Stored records
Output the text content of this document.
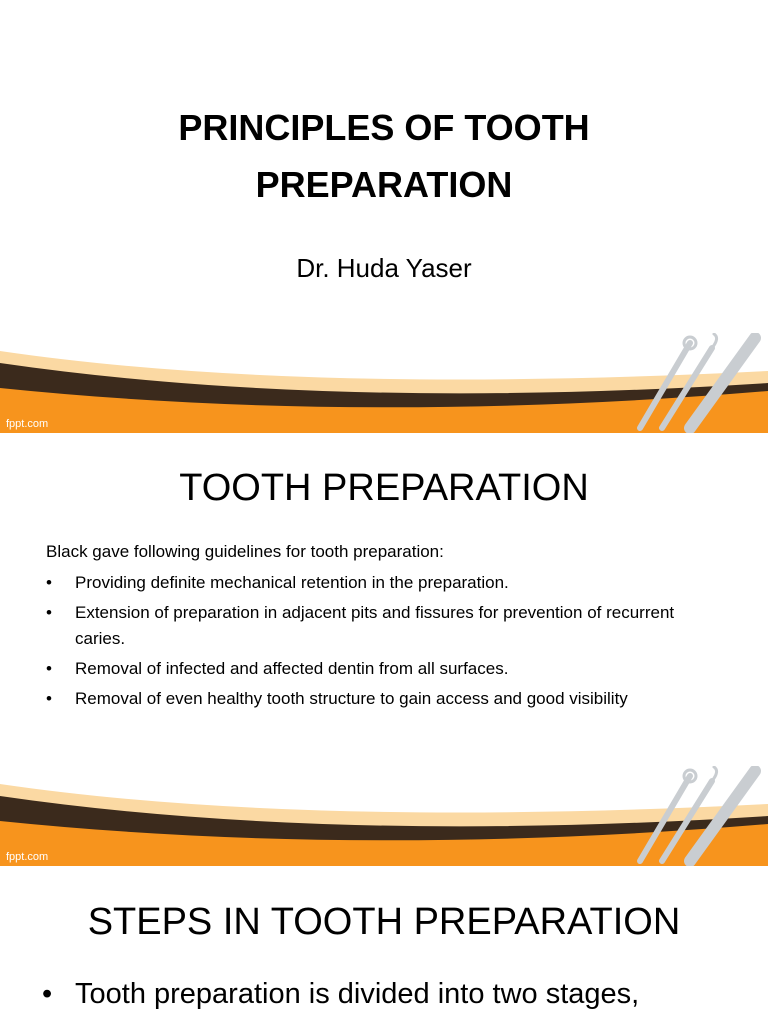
PRINCIPLES OF TOOTH
PREPARATION
Dr. Huda Yaser
fppt.com
TOOTH PREPARATION
Black gave following guidelines for tooth preparation:
• Providing definite mechanical retention in the preparation.
• Extension of preparation in adjacent pits and fissures for prevention of recurrent caries.
• Removal of infected and affected dentin from all surfaces.
• Removal of even healthy tooth structure to gain access and good visibility
fppt.com
STEPS IN TOOTH PREPARATION
• Tooth preparation is divided into two stages,
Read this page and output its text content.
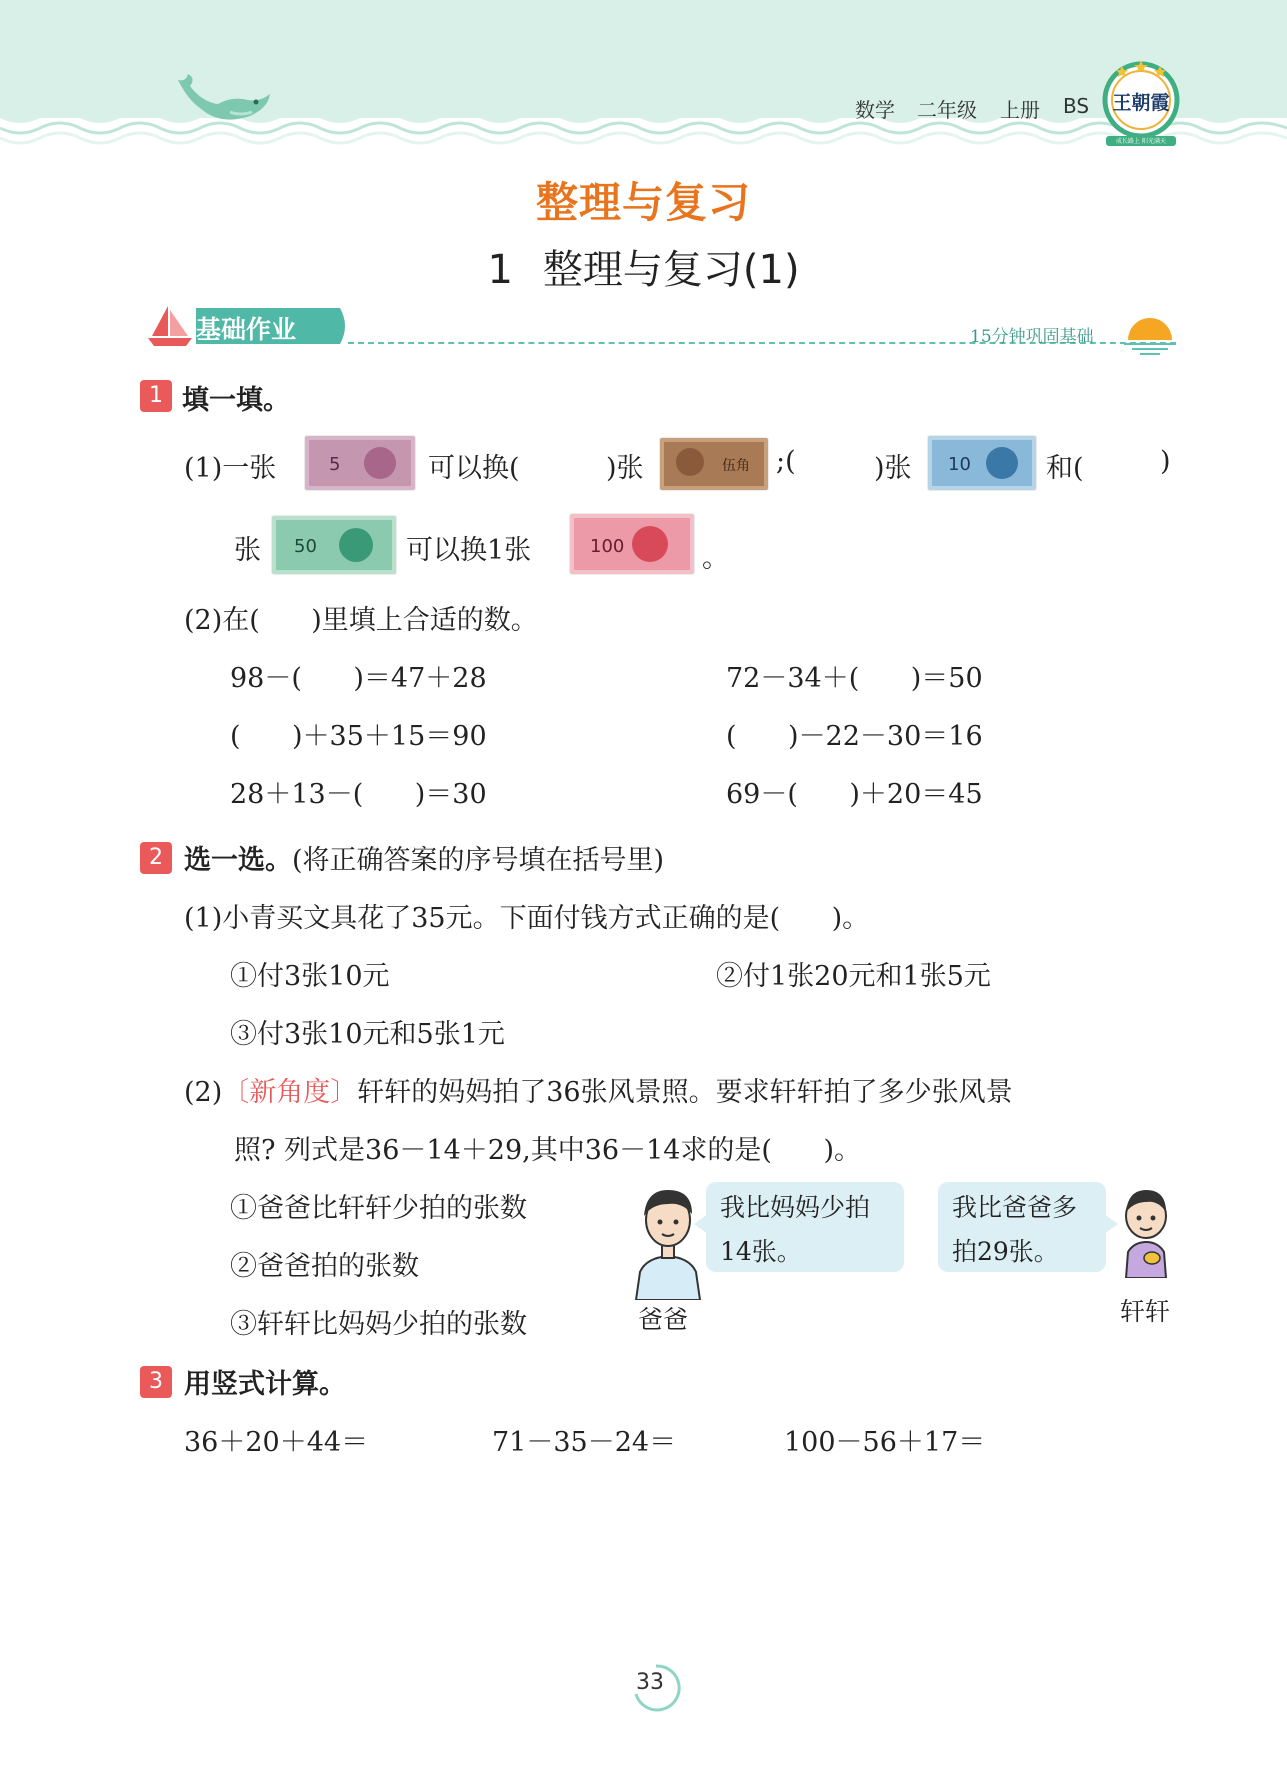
数学 二年级 上册 BS 王朝霞
成长路上 阳光满天
整理与复习
1 整理与复习(1)
基础作业	15分钟巩固基础
1 填一填。
(1)一张	5	可以换(	)张	伍角 ;(	)张 10	和(	)
张 50	可以换1张	100	。
(2)在(      )里填上合适的数。
98－(      )＝47＋28	72－34＋(      )＝50
(      )＋35＋15＝90	(      )－22－30＝16
28＋13－(      )＝30	69－(      )＋20＝45
2 选一选。(将正确答案的序号填在括号里)
(1)小青买文具花了35元。下面付钱方式正确的是(      )。
①付3张10元	②付1张20元和1张5元
③付3张10元和5张1元
(2)〔新角度〕轩轩的妈妈拍了36张风景照。要求轩轩拍了多少张风景
照? 列式是36－14＋29,其中36－14求的是(      )。
①爸爸比轩轩少拍的张数
②爸爸拍的张数
③轩轩比妈妈少拍的张数	爸爸
我比妈妈少拍
14张。
我比爸爸多
拍29张。
轩轩
3 用竖式计算。
36＋20＋44＝	71－35－24＝	100－56＋17＝
33
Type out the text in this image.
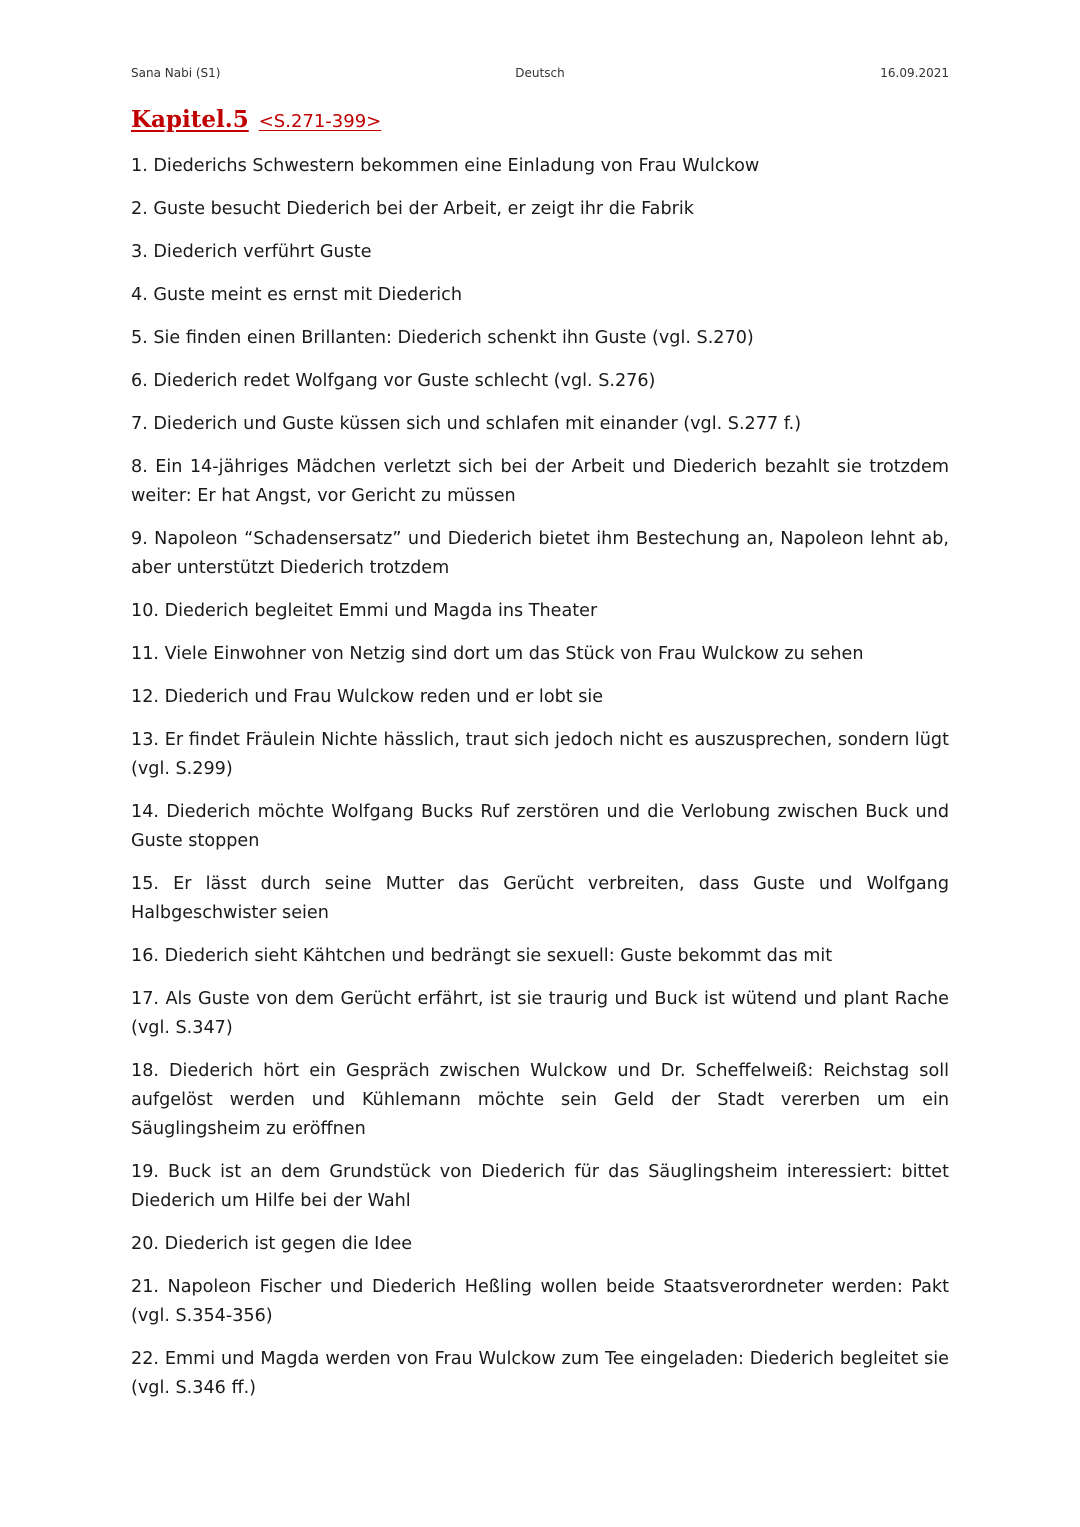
Sana Nabi (S1)	Deutsch	16.09.2021
Kapitel.5 <S.271-399>
1. Diederichs Schwestern bekommen eine Einladung von Frau Wulckow
2. Guste besucht Diederich bei der Arbeit, er zeigt ihr die Fabrik
3. Diederich verführt Guste
4. Guste meint es ernst mit Diederich
5. Sie finden einen Brillanten: Diederich schenkt ihn Guste (vgl. S.270)
6. Diederich redet Wolfgang vor Guste schlecht (vgl. S.276)
7. Diederich und Guste küssen sich und schlafen mit einander (vgl. S.277 f.)
8. Ein 14-jähriges Mädchen verletzt sich bei der Arbeit und Diederich bezahlt sie trotzdem weiter: Er hat Angst, vor Gericht zu müssen
9. Napoleon “Schadensersatz” und Diederich bietet ihm Bestechung an, Napoleon lehnt ab, aber unterstützt Diederich trotzdem
10. Diederich begleitet Emmi und Magda ins Theater
11. Viele Einwohner von Netzig sind dort um das Stück von Frau Wulckow zu sehen
12. Diederich und Frau Wulckow reden und er lobt sie
13. Er findet Fräulein Nichte hässlich, traut sich jedoch nicht es auszusprechen, sondern lügt (vgl. S.299)
14. Diederich möchte Wolfgang Bucks Ruf zerstören und die Verlobung zwischen Buck und Guste stoppen
15. Er lässt durch seine Mutter das Gerücht verbreiten, dass Guste und Wolfgang Halbgeschwister seien
16. Diederich sieht Kähtchen und bedrängt sie sexuell: Guste bekommt das mit
17. Als Guste von dem Gerücht erfährt, ist sie traurig und Buck ist wütend und plant Rache (vgl. S.347)
18. Diederich hört ein Gespräch zwischen Wulckow und Dr. Scheffelweiß: Reichstag soll aufgelöst werden und Kühlemann möchte sein Geld der Stadt vererben um ein Säuglingsheim zu eröffnen
19. Buck ist an dem Grundstück von Diederich für das Säuglingsheim interessiert: bittet Diederich um Hilfe bei der Wahl
20. Diederich ist gegen die Idee
21. Napoleon Fischer und Diederich Heßling wollen beide Staatsverordneter werden: Pakt (vgl. S.354-356)
22. Emmi und Magda werden von Frau Wulckow zum Tee eingeladen: Diederich begleitet sie (vgl. S.346 ff.)
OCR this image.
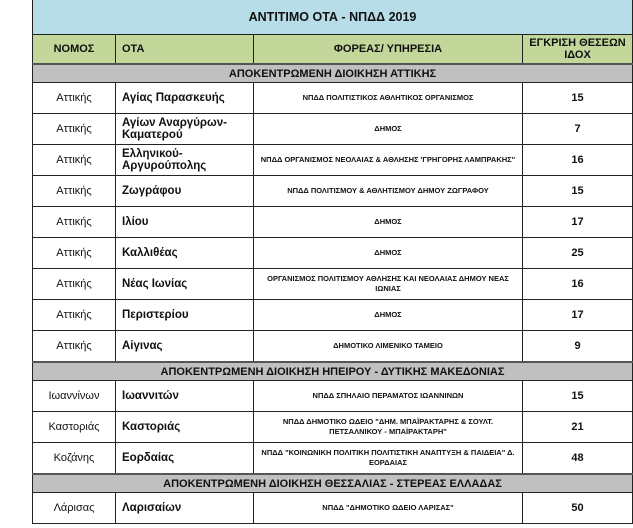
ΑΝΤΙΤΙΜΟ ΟΤΑ - ΝΠΔΔ 2019			
ΝΟΜΟΣ	ΟΤΑ	ΦΟΡΕΑΣ/ ΥΠΗΡΕΣΙΑ	ΕΓΚΡΙΣΗ ΘΕΣΕΩΝ ΙΔΟΧ
ΑΠΟΚΕΝΤΡΩΜΕΝΗ ΔΙΟΙΚΗΣΗ ΑΤΤΙΚΗΣ			
Αττικής	Αγίας Παρασκευής	ΝΠΔΔ ΠΟΛΙΤΙΣΤΙΚΟΣ ΑΘΛΗΤΙΚΟΣ ΟΡΓΑΝΙΣΜΟΣ	15
Αττικής	Αγίων Αναργύρων-Καματερού	ΔΗΜΟΣ	7
Αττικής	Ελληνικού-Αργυρούπολης	ΝΠΔΔ ΟΡΓΑΝΙΣΜΟΣ ΝΕΟΛΑΙΑΣ & ΑΘΛΗΣΗΣ 'ΓΡΗΓΟΡΗΣ ΛΑΜΠΡΑΚΗΣ"	16
Αττικής	Ζωγράφου	ΝΠΔΔ ΠΟΛΙΤΙΣΜΟΥ & ΑΘΛΗΤΙΣΜΟΥ ΔΗΜΟΥ ΖΩΓΡΑΦΟΥ	15
Αττικής	Ιλίου	ΔΗΜΟΣ	17
Αττικής	Καλλιθέας	ΔΗΜΟΣ	25
Αττικής	Νέας Ιωνίας	ΟΡΓΑΝΙΣΜΟΣ ΠΟΛΙΤΙΣΜΟΥ ΑΘΛΗΣΗΣ ΚΑΙ ΝΕΟΛΑΙΑΣ ΔΗΜΟΥ ΝΕΑΣ ΙΩΝΙΑΣ	16
Αττικής	Περιστερίου	ΔΗΜΟΣ	17
Αττικής	Αίγινας	ΔΗΜΟΤΙΚΟ ΛΙΜΕΝΙΚΟ ΤΑΜΕΙΟ	9
ΑΠΟΚΕΝΤΡΩΜΕΝΗ ΔΙΟΙΚΗΣΗ ΗΠΕΙΡΟΥ - ΔΥΤΙΚΗΣ ΜΑΚΕΔΟΝΙΑΣ			
Ιωαννίνων	Ιωαννιτών	ΝΠΔΔ ΣΠΗΛΑΙΟ ΠΕΡΑΜΑΤΟΣ ΙΩΑΝΝΙΝΩΝ	15
Καστοριάς	Καστοριάς	ΝΠΔΔ ΔΗΜΟΤΙΚΟ ΩΔΕΙΟ "ΔΗΜ. ΜΠΑΪΡΑΚΤΑΡΗΣ & ΣΟΥΛΤ. ΠΕΤΣΑΛΝΙΚΟΥ - ΜΠΑΪΡΑΚΤΑΡΗ"	21
Κοζάνης	Εορδαίας	ΝΠΔΔ "ΚΟΙΝΩΝΙΚΗ ΠΟΛΙΤΙΚΗ ΠΟΛΙΤΙΣΤΙΚΗ ΑΝΑΠΤΥΞΗ & ΠΑΙΔΕΙΑ" Δ. ΕΟΡΔΑΙΑΣ	48
ΑΠΟΚΕΝΤΡΩΜΕΝΗ ΔΙΟΙΚΗΣΗ ΘΕΣΣΑΛΙΑΣ - ΣΤΕΡΕΑΣ ΕΛΛΑΔΑΣ			
Λάρισας	Λαρισαίων	ΝΠΔΔ "ΔΗΜΟΤΙΚΟ ΩΔΕΙΟ ΛΑΡΙΣΑΣ"	50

Exercise prompt - Copy the lines from the entries above in which the word "ΑΘΛΗΣΗΣ" appears.

Solution for this problem -
Αττικής	Ελληνικού-Αργυρούπολης	ΝΠΔΔ ΟΡΓΑΝΙΣΜΟΣ ΝΕΟΛΑΙΑΣ & ΑΘΛΗΣΗΣ 'ΓΡΗΓΟΡΗΣ ΛΑΜΠΡΑΚΗΣ"	16
Αττικής	Νέας Ιωνίας	ΟΡΓΑΝΙΣΜΟΣ ΠΟΛΙΤΙΣΜΟΥ ΑΘΛΗΣΗΣ ΚΑΙ ΝΕΟΛΑΙΑΣ ΔΗΜΟΥ ΝΕΑΣ ΙΩΝΙΑΣ	16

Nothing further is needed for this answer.